## BEGIN ITEMS
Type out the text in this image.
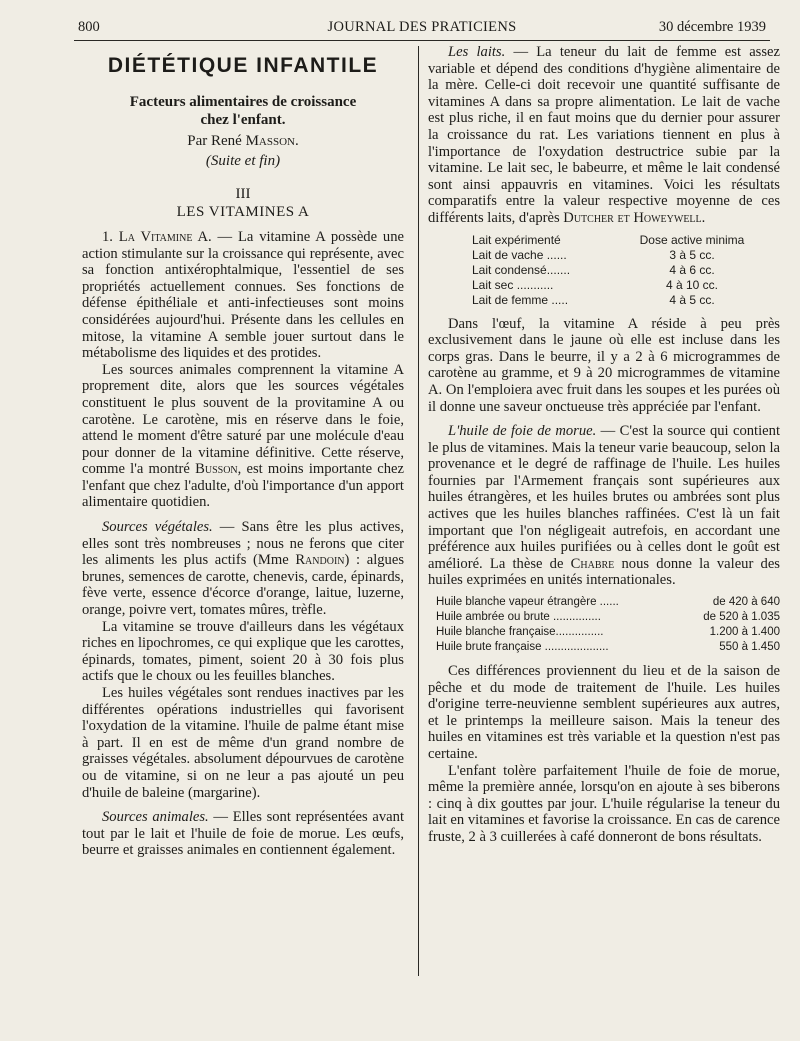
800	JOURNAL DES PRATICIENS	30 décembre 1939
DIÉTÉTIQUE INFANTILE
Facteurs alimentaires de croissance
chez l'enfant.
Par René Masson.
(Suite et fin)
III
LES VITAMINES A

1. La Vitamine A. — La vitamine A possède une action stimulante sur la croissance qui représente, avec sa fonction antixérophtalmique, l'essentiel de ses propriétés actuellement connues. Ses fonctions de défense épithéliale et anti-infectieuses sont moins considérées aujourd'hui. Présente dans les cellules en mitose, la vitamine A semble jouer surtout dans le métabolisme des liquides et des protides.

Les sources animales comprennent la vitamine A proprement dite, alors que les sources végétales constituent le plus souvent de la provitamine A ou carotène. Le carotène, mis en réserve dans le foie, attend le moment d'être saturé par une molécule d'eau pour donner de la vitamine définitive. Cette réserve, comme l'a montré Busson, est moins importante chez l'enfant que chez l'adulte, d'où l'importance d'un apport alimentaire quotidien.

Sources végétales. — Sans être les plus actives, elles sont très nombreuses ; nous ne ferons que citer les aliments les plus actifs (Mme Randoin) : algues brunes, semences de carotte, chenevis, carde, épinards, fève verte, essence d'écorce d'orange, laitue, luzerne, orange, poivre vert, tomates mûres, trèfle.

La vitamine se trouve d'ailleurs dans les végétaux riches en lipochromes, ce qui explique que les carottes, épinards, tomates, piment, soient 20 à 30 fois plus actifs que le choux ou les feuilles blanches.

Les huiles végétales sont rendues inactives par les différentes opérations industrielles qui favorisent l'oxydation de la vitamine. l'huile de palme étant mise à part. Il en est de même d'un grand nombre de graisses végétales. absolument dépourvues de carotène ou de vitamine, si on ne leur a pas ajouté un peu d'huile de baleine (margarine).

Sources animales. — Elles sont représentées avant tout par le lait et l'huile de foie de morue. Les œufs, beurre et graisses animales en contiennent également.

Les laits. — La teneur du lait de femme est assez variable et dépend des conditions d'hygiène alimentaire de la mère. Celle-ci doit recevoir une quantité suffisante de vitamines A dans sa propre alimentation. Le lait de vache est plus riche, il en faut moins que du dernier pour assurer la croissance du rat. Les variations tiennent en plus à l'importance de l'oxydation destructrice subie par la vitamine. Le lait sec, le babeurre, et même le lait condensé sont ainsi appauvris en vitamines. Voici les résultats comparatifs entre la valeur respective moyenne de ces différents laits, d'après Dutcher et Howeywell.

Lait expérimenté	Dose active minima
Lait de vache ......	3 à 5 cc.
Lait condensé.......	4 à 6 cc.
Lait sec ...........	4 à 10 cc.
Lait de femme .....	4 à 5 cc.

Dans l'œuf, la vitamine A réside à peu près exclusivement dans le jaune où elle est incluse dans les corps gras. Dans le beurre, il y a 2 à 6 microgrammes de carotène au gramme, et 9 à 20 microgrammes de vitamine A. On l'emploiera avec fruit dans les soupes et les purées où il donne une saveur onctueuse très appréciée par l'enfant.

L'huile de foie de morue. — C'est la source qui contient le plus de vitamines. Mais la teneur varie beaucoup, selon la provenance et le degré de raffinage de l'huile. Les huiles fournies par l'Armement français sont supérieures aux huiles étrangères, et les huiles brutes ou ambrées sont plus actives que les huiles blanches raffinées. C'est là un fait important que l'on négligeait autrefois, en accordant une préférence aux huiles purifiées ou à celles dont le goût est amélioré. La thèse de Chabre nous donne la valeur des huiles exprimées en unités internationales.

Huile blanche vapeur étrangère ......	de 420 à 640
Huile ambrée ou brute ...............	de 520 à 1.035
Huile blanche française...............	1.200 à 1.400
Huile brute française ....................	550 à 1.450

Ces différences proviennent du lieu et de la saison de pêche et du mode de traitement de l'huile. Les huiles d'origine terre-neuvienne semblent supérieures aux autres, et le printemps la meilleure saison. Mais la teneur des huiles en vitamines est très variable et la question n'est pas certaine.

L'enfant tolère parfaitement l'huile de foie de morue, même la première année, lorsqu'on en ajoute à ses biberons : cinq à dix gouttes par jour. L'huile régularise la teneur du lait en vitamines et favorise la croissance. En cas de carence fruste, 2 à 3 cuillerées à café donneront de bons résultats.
## END ITEMS
## BEGIN ITEMS
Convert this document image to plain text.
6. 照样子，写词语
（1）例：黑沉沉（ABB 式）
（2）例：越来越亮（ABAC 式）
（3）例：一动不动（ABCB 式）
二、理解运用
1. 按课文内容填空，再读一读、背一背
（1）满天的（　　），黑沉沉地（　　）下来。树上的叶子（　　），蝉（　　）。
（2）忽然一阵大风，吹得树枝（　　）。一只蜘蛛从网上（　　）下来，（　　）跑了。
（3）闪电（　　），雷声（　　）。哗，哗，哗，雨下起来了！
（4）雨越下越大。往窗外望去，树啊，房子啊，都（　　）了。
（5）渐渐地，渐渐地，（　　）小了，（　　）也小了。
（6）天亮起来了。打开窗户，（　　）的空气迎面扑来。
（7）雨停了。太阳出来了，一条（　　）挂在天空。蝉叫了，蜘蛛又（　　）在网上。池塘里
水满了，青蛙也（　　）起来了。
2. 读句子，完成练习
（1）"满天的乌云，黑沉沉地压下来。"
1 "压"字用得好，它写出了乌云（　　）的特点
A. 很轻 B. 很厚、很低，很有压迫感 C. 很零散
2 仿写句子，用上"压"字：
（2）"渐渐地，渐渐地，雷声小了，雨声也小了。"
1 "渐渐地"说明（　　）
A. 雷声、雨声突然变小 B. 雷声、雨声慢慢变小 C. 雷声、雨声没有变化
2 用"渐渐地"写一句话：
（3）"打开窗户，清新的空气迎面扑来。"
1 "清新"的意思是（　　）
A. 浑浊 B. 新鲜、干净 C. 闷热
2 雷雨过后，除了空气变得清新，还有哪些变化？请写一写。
## END ITEMS
• EXERCISE REQUIREMENTS
Gather each line of the records holding the string "épinards".

• EXERCISE RESULT
Sources végétales. — Sans être les plus actives, elles sont très nombreuses ; nous ne ferons que citer les aliments les plus actifs (Mme Randoin) : algues brunes, semences de carotte, chenevis, carde, épinards, fève verte, essence d'écorce d'orange, laitue, luzerne, orange, poivre vert, tomates mûres, trèfle.
La vitamine se trouve d'ailleurs dans les végétaux riches en lipochromes, ce qui explique que les carottes, épinards, tomates, piment, soient 20 à 30 fois plus actifs que le choux ou les feuilles blanches.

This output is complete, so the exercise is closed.